__Excerto fornecido__.
§
PS afirma que Chega quer fragilizar a PJ e aponta investigações à extrema-direita armada
O PS acusou hoje o Chega de pretender fragilizar a PJ com uma comissão parlamentar de inquérito sobre os mandatos do ministro Luís Neves na direção nacional desta polícia e aponta as investigações feitas à extrema-direita armada.
Esta posição foi assumida pelo líder parlamentar socialista, Eurico Brilhante Dias, em conferência de imprensa, após ser confrontado com a intenção do Chega de avançar com uma comissão parlamentar de inquérito sobre os mandatos do atual ministro da Administração Interna enquanto diretor nacional da Polícia Judiciária (PJ).
"Não deixa de ser surpreendente que, estando a decorrer um processo que coloca em causa milhares e milhares de alunos, com impacto em milhares e milhares de famílias no país, o Chega apresenta antes uma comissão parlamentar de inquérito a um caso individual de integridade de um membro do Governo", reagiu Eurico Brilhante Dias.
O PS, de acordo com o seu líder parlamentar, defende que o ministro da Administração Interna deverá esclarecer tudo, porque "a integridade é um elemento central no exercício de funções públicas".
"Na próxima semana, aguardamos o momento desse esclarecimento, que deve ser um esclarecimento cabal. A partir dessa intervenção do ministro da Administração Interna, o PS não deixará se pronunciar sobre a qualidade da resposta", assegurou.
§
__Dados registados__.
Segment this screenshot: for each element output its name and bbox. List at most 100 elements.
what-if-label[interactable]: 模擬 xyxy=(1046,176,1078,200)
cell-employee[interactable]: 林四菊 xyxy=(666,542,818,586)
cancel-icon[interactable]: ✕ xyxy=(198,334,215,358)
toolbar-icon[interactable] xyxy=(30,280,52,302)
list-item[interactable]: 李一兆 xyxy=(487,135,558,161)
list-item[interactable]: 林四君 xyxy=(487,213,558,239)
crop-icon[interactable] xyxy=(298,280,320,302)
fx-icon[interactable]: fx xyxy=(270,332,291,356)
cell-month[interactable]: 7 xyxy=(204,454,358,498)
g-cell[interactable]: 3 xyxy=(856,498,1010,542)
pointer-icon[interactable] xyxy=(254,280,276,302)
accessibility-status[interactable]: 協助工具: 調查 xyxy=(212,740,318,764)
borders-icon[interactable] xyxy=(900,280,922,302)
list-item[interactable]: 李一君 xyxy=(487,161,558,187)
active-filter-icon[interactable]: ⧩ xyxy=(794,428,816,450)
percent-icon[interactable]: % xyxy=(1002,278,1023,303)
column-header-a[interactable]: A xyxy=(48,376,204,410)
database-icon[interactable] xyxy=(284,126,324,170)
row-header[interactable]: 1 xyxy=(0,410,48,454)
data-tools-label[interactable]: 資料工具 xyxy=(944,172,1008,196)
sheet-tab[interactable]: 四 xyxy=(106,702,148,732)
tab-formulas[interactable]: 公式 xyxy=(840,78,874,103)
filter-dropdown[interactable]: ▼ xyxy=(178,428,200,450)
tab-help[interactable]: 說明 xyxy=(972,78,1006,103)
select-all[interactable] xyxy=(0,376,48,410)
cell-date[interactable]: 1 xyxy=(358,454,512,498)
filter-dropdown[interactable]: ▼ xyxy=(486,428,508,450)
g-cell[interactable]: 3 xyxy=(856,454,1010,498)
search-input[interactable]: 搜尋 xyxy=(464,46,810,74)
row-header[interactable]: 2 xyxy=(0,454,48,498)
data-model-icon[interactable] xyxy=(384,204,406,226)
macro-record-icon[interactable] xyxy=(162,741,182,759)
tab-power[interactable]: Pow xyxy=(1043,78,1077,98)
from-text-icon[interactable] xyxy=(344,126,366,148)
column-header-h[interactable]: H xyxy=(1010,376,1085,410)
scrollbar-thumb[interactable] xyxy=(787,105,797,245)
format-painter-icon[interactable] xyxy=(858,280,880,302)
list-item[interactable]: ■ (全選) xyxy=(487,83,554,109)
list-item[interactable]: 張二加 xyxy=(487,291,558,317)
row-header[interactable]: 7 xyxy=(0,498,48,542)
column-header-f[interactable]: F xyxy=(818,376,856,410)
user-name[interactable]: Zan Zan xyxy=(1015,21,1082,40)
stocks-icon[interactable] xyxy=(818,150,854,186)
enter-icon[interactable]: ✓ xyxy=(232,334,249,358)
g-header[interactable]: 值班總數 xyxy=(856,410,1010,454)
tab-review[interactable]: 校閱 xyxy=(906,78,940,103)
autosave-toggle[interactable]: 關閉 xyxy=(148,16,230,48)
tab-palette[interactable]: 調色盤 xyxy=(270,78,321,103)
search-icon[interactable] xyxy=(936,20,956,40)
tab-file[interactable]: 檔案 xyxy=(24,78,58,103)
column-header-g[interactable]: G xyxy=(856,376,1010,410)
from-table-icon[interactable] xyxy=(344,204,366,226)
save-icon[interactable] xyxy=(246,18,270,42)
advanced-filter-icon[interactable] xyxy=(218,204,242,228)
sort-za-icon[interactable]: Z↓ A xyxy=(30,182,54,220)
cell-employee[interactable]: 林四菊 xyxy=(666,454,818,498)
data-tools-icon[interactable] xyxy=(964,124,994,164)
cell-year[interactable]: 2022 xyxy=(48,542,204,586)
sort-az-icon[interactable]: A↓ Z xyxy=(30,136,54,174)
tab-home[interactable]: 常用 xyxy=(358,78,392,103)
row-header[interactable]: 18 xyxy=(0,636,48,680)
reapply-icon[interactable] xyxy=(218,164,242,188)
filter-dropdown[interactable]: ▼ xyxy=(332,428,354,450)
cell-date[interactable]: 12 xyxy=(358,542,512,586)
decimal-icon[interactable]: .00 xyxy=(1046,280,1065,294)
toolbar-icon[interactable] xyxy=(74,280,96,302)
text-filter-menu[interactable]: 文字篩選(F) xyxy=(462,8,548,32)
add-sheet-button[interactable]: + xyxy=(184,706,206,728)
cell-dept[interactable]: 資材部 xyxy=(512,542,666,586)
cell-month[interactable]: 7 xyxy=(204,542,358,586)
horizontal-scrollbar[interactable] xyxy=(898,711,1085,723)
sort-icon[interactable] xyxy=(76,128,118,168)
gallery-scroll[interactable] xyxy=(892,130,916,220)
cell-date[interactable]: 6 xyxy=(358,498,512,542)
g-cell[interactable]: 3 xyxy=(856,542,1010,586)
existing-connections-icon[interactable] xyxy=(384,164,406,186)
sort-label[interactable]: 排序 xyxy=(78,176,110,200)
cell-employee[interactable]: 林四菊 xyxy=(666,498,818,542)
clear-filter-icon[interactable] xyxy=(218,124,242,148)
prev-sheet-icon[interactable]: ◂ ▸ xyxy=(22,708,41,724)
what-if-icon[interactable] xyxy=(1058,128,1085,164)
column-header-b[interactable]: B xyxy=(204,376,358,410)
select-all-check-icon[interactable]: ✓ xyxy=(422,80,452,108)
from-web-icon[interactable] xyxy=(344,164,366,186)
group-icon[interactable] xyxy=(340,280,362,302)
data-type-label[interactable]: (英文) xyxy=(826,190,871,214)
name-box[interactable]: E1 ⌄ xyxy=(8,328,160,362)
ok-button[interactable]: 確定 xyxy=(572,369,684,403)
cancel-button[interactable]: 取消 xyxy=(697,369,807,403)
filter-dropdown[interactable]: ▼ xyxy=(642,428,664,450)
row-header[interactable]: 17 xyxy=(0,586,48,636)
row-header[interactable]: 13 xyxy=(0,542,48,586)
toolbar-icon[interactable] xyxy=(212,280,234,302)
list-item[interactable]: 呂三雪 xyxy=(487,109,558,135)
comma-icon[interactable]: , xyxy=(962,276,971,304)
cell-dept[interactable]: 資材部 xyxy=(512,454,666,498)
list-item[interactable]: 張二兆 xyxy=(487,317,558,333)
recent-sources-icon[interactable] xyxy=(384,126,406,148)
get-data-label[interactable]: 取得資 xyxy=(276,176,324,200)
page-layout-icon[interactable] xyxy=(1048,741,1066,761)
§
Continue, por favor, o excerto sobre a reação do PS à comissão de inquérito proposta pelo Chega, a partir da última frase apresentada. As entradas constituem material à parte.

__Área de resposta__.
Porém, segundo o presidente da bancada do PS, os socialistas não vão embarcar "em momento algum na fragilização da PJ - uma instituição central para o combate ao crime". Depois, deixou um conjunto de questões:
"O Chega quer fragilizar a PJ porquê? Quer fragilizar a PJ devido às investigações sobre as ligações do Movimento 1143 ao Chega? Quer fragilizar a PJ pelas ligações do Movimento Armilar (MAL), que tinha uma lista de alvos indesejáveis e que tem inequívocas ligações ao Chega?", questionou.
Eurico Brilhante Dias foi ainda mais longe: "O Chega está a atacar a PJ porque tem algum receio sobre as investigações que ligam alguns financiadores ao Chega e à extrema-direita?"
"Não me cabe a mim proteger ou defender o ministro da Administração Interna do primeiro-ministro Luís Montenegro. O PS exige transparência e respostas, dizendo que a integridade no exercício de funções públicas é uma exigência. Quem não está disponível para ser íntegro, não pode estar na vida pública", ressalvou.